What is asked: Output every record below exactly as it appears.

Supplied material:

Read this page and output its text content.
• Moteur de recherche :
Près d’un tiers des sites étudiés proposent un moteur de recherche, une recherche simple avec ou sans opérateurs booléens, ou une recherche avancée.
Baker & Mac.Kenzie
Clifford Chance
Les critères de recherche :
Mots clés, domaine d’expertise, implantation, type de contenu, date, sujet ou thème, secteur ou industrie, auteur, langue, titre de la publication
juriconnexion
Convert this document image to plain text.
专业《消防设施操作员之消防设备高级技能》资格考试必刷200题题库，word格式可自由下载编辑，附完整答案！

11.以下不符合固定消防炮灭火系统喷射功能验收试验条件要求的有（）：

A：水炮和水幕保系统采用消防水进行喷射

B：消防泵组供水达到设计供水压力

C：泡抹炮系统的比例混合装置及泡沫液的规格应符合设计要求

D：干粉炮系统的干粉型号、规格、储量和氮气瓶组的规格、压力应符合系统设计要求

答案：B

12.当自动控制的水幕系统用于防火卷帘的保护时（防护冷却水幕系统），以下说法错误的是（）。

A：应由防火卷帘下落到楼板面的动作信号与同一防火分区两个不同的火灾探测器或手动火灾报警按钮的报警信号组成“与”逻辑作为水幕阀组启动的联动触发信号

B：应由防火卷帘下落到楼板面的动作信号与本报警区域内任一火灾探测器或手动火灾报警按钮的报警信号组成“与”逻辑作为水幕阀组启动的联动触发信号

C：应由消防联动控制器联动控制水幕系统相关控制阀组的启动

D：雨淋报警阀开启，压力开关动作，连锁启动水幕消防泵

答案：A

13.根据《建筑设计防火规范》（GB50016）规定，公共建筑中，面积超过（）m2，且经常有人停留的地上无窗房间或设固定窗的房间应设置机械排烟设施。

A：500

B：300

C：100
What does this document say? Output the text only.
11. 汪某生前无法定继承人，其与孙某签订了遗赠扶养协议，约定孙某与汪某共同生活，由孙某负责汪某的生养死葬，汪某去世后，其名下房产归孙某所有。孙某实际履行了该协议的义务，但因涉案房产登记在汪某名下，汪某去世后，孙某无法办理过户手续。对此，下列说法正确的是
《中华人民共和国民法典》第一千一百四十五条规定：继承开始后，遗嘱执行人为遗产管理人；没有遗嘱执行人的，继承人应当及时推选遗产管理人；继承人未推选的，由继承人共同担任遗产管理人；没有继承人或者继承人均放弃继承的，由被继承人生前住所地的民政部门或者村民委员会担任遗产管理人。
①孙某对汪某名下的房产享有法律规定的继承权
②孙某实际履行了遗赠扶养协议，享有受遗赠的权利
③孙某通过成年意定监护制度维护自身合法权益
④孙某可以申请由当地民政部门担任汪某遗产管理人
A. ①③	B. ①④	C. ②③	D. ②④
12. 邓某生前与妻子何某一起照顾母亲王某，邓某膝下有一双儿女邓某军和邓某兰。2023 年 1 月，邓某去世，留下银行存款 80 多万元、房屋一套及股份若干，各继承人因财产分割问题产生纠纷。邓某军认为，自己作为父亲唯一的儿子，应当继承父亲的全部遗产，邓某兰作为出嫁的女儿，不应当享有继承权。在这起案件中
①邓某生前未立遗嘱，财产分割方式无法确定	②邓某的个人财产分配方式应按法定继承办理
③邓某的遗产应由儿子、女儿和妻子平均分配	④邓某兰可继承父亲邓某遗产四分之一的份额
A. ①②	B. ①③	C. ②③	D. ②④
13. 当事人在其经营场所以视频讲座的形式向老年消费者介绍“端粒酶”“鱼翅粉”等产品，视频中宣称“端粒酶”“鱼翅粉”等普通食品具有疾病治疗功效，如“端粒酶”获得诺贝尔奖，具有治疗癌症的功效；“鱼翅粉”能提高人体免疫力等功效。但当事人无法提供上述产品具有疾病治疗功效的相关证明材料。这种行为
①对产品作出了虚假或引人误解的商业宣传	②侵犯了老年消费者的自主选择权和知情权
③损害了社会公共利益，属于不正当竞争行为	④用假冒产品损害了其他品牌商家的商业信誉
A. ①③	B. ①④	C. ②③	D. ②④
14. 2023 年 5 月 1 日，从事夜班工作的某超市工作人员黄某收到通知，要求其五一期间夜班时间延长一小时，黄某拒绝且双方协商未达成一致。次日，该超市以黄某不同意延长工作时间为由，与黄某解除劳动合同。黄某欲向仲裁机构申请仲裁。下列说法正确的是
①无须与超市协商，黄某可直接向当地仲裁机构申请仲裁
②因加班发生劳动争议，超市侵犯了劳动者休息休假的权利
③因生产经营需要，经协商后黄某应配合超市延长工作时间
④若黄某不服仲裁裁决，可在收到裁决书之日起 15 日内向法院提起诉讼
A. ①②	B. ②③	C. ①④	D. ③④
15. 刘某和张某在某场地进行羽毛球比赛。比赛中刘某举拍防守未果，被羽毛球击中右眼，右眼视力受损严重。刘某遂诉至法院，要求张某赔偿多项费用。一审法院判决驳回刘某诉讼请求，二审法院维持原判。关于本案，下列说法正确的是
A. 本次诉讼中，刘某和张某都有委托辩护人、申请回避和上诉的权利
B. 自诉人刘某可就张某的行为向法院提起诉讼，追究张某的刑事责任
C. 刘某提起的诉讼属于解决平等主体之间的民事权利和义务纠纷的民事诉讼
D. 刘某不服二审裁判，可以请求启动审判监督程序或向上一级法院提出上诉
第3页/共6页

Answer below:
Read this page and output its text content.
• Moteur de recherche :
Près d’un tiers des sites étudiés proposent un moteur de recherche, une recherche simple avec ou sans opérateurs booléens, ou une recherche avancée.
Baker & Mac.Kenzie
Clifford Chance
Les critères de recherche :
Mots clés, domaine d’expertise, implantation, type de contenu, date, sujet ou thème, secteur ou industrie, auteur, langue, titre de la publication
juriconnexion
Convert this document image to plain text.
专业《消防设施操作员之消防设备高级技能》资格考试必刷200题题库，word格式可自由下载编辑，附完整答案！

11.以下不符合固定消防炮灭火系统喷射功能验收试验条件要求的有（）：

A：水炮和水幕保系统采用消防水进行喷射

B：消防泵组供水达到设计供水压力

C：泡抹炮系统的比例混合装置及泡沫液的规格应符合设计要求

D：干粉炮系统的干粉型号、规格、储量和氮气瓶组的规格、压力应符合系统设计要求

答案：B

12.当自动控制的水幕系统用于防火卷帘的保护时（防护冷却水幕系统），以下说法错误的是（）。

A：应由防火卷帘下落到楼板面的动作信号与同一防火分区两个不同的火灾探测器或手动火灾报警按钮的报警信号组成“与”逻辑作为水幕阀组启动的联动触发信号

B：应由防火卷帘下落到楼板面的动作信号与本报警区域内任一火灾探测器或手动火灾报警按钮的报警信号组成“与”逻辑作为水幕阀组启动的联动触发信号

C：应由消防联动控制器联动控制水幕系统相关控制阀组的启动

D：雨淋报警阀开启，压力开关动作，连锁启动水幕消防泵

答案：A

13.根据《建筑设计防火规范》（GB50016）规定，公共建筑中，面积超过（）m2，且经常有人停留的地上无窗房间或设固定窗的房间应设置机械排烟设施。

A：500

B：300

C：100
What does this document say? Output the text only.
11. 汪某生前无法定继承人，其与孙某签订了遗赠扶养协议，约定孙某与汪某共同生活，由孙某负责汪某的生养死葬，汪某去世后，其名下房产归孙某所有。孙某实际履行了该协议的义务，但因涉案房产登记在汪某名下，汪某去世后，孙某无法办理过户手续。对此，下列说法正确的是
《中华人民共和国民法典》第一千一百四十五条规定：继承开始后，遗嘱执行人为遗产管理人；没有遗嘱执行人的，继承人应当及时推选遗产管理人；继承人未推选的，由继承人共同担任遗产管理人；没有继承人或者继承人均放弃继承的，由被继承人生前住所地的民政部门或者村民委员会担任遗产管理人。
①孙某对汪某名下的房产享有法律规定的继承权
②孙某实际履行了遗赠扶养协议，享有受遗赠的权利
③孙某通过成年意定监护制度维护自身合法权益
④孙某可以申请由当地民政部门担任汪某遗产管理人
A. ①③	B. ①④	C. ②③	D. ②④
12. 邓某生前与妻子何某一起照顾母亲王某，邓某膝下有一双儿女邓某军和邓某兰。2023 年 1 月，邓某去世，留下银行存款 80 多万元、房屋一套及股份若干，各继承人因财产分割问题产生纠纷。邓某军认为，自己作为父亲唯一的儿子，应当继承父亲的全部遗产，邓某兰作为出嫁的女儿，不应当享有继承权。在这起案件中
①邓某生前未立遗嘱，财产分割方式无法确定	②邓某的个人财产分配方式应按法定继承办理
③邓某的遗产应由儿子、女儿和妻子平均分配	④邓某兰可继承父亲邓某遗产四分之一的份额
A. ①②	B. ①③	C. ②③	D. ②④
13. 当事人在其经营场所以视频讲座的形式向老年消费者介绍“端粒酶”“鱼翅粉”等产品，视频中宣称“端粒酶”“鱼翅粉”等普通食品具有疾病治疗功效，如“端粒酶”获得诺贝尔奖，具有治疗癌症的功效；“鱼翅粉”能提高人体免疫力等功效。但当事人无法提供上述产品具有疾病治疗功效的相关证明材料。这种行为
①对产品作出了虚假或引人误解的商业宣传	②侵犯了老年消费者的自主选择权和知情权
③损害了社会公共利益，属于不正当竞争行为	④用假冒产品损害了其他品牌商家的商业信誉
A. ①③	B. ①④	C. ②③	D. ②④
14. 2023 年 5 月 1 日，从事夜班工作的某超市工作人员黄某收到通知，要求其五一期间夜班时间延长一小时，黄某拒绝且双方协商未达成一致。次日，该超市以黄某不同意延长工作时间为由，与黄某解除劳动合同。黄某欲向仲裁机构申请仲裁。下列说法正确的是
①无须与超市协商，黄某可直接向当地仲裁机构申请仲裁
②因加班发生劳动争议，超市侵犯了劳动者休息休假的权利
③因生产经营需要，经协商后黄某应配合超市延长工作时间
④若黄某不服仲裁裁决，可在收到裁决书之日起 15 日内向法院提起诉讼
A. ①②	B. ②③	C. ①④	D. ③④
15. 刘某和张某在某场地进行羽毛球比赛。比赛中刘某举拍防守未果，被羽毛球击中右眼，右眼视力受损严重。刘某遂诉至法院，要求张某赔偿多项费用。一审法院判决驳回刘某诉讼请求，二审法院维持原判。关于本案，下列说法正确的是
A. 本次诉讼中，刘某和张某都有委托辩护人、申请回避和上诉的权利
B. 自诉人刘某可就张某的行为向法院提起诉讼，追究张某的刑事责任
C. 刘某提起的诉讼属于解决平等主体之间的民事权利和义务纠纷的民事诉讼
D. 刘某不服二审裁判，可以请求启动审判监督程序或向上一级法院提出上诉
第3页/共6页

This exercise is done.